WHAT THE TASK ASKS
Please list all lines of the material below in which the string "Bloomberg" occurs.

MATERIAL FOR THIS EXERCISE
# # #

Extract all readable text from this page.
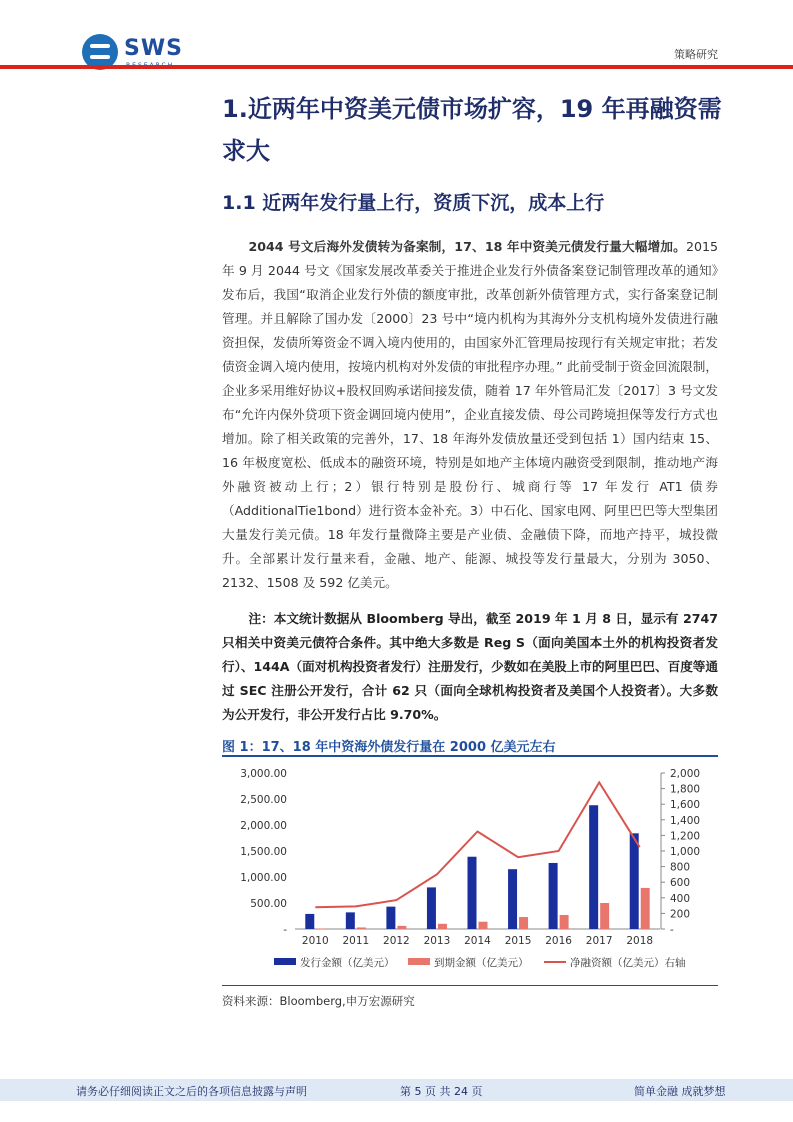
SWS	策略研究
1.近两年中资美元债市场扩容，19 年再融资需求大
1.1 近两年发行量上行，资质下沉，成本上行

2044 号文后海外发债转为备案制，17、18 年中资美元债发行量大幅增加。2015 年 9 月 2044 号文《国家发展改革委关于推进企业发行外债备案登记制管理改革的通知》发布后，我国“取消企业发行外债的额度审批，改革创新外债管理方式，实行备案登记制管理。并且解除了国办发〔2000〕23 号中“境内机构为其海外分支机构境外发债进行融资担保，发债所筹资金不调入境内使用的，由国家外汇管理局按现行有关规定审批；若发债资金调入境内使用，按境内机构对外发债的审批程序办理。” 此前受制于资金回流限制，企业多采用维好协议+股权回购承诺间接发债，随着 17 年外管局汇发〔2017〕3 号文发布“允许内保外贷项下资金调回境内使用”，企业直接发债、母公司跨境担保等发行方式也增加。除了相关政策的完善外，17、18 年海外发债放量还受到包括 1）国内结束 15、16 年极度宽松、低成本的融资环境，特别是如地产主体境内融资受到限制，推动地产海外融资被动上行；2）银行特别是股份行、城商行等 17 年发行 AT1 债券（AdditionalTie1bond）进行资本金补充。3）中石化、国家电网、阿里巴巴等大型集团大量发行美元债。18 年发行量微降主要是产业债、金融债下降，而地产持平，城投微升。全部累计发行量来看，金融、地产、能源、城投等发行量最大，分别为 3050、2132、1508 及 592 亿美元。

注：本文统计数据从 Bloomberg 导出，截至 2019 年 1 月 8 日，显示有 2747 只相关中资美元债符合条件。其中绝大多数是 Reg S（面向美国本土外的机构投资者发行）、144A（面对机构投资者发行）注册发行，少数如在美股上市的阿里巴巴、百度等通过 SEC 注册公开发行，合计 62 只（面向全球机构投资者及美国个人投资者）。大多数为公开发行，非公开发行占比 9.70%。

图 1：17、18 年中资海外债发行量在 2000 亿美元左右
-
500.00
1,000.00
1,500.00
2,000.00
2,500.00
3,000.00
-
200
400
600
800
1,000
1,200
1,400
1,600
1,800
2,000
2010 2011 2012 2013 2014 2015 2016 2017 2018
发行金额（亿美元）	到期金额（亿美元）	净融资额（亿美元）右轴
资料来源：Bloomberg,申万宏源研究
请务必仔细阅读正文之后的各项信息披露与声明	第 5 页 共 24 页	简单金融 成就梦想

# # #

TASK RESPONSE
注：本文统计数据从 Bloomberg 导出，截至 2019 年 1 月 8 日，显示有 2747 只相关中资美元债符合条件。其中绝大多数是 Reg S（面向美国本土外的机构投资者发行）、144A（面对机构投资者发行）注册发行，少数如在美股上市的阿里巴巴、百度等通过 SEC 注册公开发行，合计 62 只（面向全球机构投资者及美国个人投资者）。大多数为公开发行，非公开发行占比 9.70%。
资料来源：Bloomberg,申万宏源研究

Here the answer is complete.